*** Stored records

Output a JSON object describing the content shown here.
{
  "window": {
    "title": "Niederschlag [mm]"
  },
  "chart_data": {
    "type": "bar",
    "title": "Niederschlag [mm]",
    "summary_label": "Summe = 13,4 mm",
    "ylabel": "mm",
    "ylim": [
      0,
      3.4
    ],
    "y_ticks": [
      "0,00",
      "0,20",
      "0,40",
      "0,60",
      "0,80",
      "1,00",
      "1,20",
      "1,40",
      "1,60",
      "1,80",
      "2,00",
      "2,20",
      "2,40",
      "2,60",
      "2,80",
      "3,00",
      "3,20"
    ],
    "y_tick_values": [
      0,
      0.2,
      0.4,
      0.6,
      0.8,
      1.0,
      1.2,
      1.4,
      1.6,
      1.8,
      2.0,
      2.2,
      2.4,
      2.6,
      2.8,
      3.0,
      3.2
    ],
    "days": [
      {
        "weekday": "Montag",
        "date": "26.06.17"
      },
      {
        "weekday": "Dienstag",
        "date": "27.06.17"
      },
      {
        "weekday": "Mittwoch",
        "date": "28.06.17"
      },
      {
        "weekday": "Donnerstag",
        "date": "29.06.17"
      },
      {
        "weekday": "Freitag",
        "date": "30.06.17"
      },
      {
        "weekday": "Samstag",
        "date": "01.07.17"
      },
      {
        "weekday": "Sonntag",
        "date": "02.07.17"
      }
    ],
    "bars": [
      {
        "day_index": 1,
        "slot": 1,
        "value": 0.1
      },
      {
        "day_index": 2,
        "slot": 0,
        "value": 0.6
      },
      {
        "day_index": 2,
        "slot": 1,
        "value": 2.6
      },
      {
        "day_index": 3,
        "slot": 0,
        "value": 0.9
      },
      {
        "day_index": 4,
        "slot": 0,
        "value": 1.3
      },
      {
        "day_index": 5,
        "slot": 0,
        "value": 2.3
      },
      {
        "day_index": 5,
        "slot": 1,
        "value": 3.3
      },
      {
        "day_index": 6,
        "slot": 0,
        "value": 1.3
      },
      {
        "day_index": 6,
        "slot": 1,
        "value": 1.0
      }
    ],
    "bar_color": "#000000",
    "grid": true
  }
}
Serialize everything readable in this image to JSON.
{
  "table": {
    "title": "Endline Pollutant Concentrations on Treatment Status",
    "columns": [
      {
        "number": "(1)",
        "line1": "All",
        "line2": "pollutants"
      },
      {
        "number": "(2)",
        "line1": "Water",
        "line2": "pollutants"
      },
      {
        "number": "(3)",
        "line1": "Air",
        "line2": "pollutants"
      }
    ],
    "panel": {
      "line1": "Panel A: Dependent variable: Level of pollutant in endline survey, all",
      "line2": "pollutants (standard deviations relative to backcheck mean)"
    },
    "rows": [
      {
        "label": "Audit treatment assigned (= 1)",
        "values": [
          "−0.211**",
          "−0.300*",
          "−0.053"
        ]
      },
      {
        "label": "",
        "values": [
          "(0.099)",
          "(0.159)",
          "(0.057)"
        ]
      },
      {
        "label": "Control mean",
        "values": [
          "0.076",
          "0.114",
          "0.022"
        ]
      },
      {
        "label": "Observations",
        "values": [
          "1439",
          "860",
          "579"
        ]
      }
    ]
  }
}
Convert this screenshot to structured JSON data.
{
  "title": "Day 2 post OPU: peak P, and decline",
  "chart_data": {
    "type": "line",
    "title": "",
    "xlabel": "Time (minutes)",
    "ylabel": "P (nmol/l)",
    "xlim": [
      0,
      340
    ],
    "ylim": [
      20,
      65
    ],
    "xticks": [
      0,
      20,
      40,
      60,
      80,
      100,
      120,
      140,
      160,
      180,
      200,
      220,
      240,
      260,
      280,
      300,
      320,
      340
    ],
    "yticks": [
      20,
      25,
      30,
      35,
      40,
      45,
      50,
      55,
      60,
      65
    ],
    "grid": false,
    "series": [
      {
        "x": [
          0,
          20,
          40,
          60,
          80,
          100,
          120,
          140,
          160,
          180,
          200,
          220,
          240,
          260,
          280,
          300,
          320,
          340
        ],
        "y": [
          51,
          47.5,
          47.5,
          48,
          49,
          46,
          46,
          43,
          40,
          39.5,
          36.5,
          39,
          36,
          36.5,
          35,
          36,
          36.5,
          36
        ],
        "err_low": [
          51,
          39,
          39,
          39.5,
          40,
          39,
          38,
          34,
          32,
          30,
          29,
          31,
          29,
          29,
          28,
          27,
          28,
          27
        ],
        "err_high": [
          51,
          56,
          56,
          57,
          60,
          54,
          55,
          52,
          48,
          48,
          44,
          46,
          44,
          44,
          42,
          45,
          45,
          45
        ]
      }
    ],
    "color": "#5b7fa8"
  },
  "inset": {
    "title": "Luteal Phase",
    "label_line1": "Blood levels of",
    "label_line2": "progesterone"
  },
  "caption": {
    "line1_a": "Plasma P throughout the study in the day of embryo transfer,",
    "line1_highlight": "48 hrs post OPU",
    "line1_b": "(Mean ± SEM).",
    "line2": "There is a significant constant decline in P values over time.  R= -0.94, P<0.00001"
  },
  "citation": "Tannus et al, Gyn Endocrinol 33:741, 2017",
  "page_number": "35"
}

******

- Stated task -
Return every line containing "this".

- Correct response -
Serialize everything readable in this image to JSON.
Convert this screenshot to structured JSON data.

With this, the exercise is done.